Stated task.
The records below must be output exactly, without pictures.

Source material.
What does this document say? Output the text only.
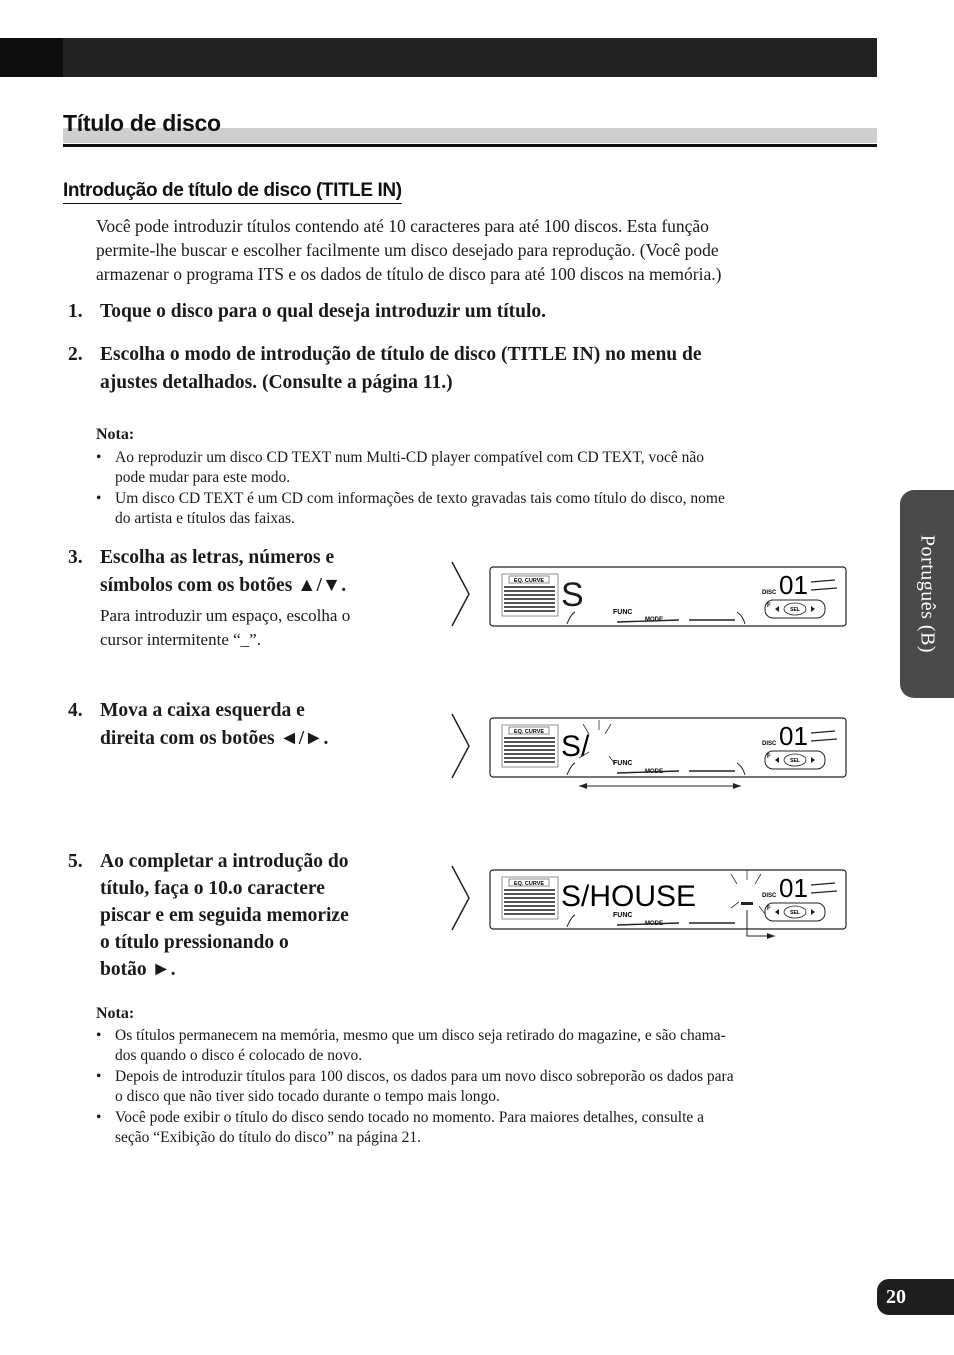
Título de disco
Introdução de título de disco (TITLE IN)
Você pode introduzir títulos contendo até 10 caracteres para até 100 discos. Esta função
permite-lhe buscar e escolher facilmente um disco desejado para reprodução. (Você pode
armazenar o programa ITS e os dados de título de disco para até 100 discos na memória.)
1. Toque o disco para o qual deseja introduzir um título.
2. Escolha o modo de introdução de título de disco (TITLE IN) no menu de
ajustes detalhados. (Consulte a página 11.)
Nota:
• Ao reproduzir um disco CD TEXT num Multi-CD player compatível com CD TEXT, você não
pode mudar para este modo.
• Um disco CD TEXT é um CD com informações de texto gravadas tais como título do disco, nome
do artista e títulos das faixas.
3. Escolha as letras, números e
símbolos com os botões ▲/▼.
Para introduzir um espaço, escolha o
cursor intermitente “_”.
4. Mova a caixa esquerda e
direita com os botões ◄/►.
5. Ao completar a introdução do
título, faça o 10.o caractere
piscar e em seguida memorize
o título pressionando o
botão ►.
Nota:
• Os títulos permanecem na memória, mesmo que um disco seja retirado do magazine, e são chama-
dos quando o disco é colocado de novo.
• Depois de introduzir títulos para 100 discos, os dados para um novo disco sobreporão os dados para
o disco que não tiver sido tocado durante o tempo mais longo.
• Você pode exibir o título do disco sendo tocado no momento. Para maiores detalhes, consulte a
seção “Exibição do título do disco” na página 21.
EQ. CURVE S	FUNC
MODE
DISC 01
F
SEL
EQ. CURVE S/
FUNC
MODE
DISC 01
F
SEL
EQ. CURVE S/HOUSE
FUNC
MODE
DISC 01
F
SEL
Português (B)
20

Task answer.
What does this document say? Output the text only.
Título de disco
Introdução de título de disco (TITLE IN)
Você pode introduzir títulos contendo até 10 caracteres para até 100 discos. Esta função
permite-lhe buscar e escolher facilmente um disco desejado para reprodução. (Você pode
armazenar o programa ITS e os dados de título de disco para até 100 discos na memória.)
1. Toque o disco para o qual deseja introduzir um título.
2. Escolha o modo de introdução de título de disco (TITLE IN) no menu de
ajustes detalhados. (Consulte a página 11.)
Nota:
• Ao reproduzir um disco CD TEXT num Multi-CD player compatível com CD TEXT, você não
pode mudar para este modo.
• Um disco CD TEXT é um CD com informações de texto gravadas tais como título do disco, nome
do artista e títulos das faixas.
3. Escolha as letras, números e
símbolos com os botões ▲/▼.
Para introduzir um espaço, escolha o
cursor intermitente “_”.
4. Mova a caixa esquerda e
direita com os botões ◄/►.
5. Ao completar a introdução do
título, faça o 10.o caractere
piscar e em seguida memorize
o título pressionando o
botão ►.
Nota:
• Os títulos permanecem na memória, mesmo que um disco seja retirado do magazine, e são chama-
dos quando o disco é colocado de novo.
• Depois de introduzir títulos para 100 discos, os dados para um novo disco sobreporão os dados para
o disco que não tiver sido tocado durante o tempo mais longo.
• Você pode exibir o título do disco sendo tocado no momento. Para maiores detalhes, consulte a
seção “Exibição do título do disco” na página 21.
EQ. CURVE S	FUNC
MODE
DISC 01
F
SEL
EQ. CURVE S/
FUNC
MODE
DISC 01
F
SEL
EQ. CURVE S/HOUSE
FUNC
MODE
DISC 01
F
SEL
Português (B)
20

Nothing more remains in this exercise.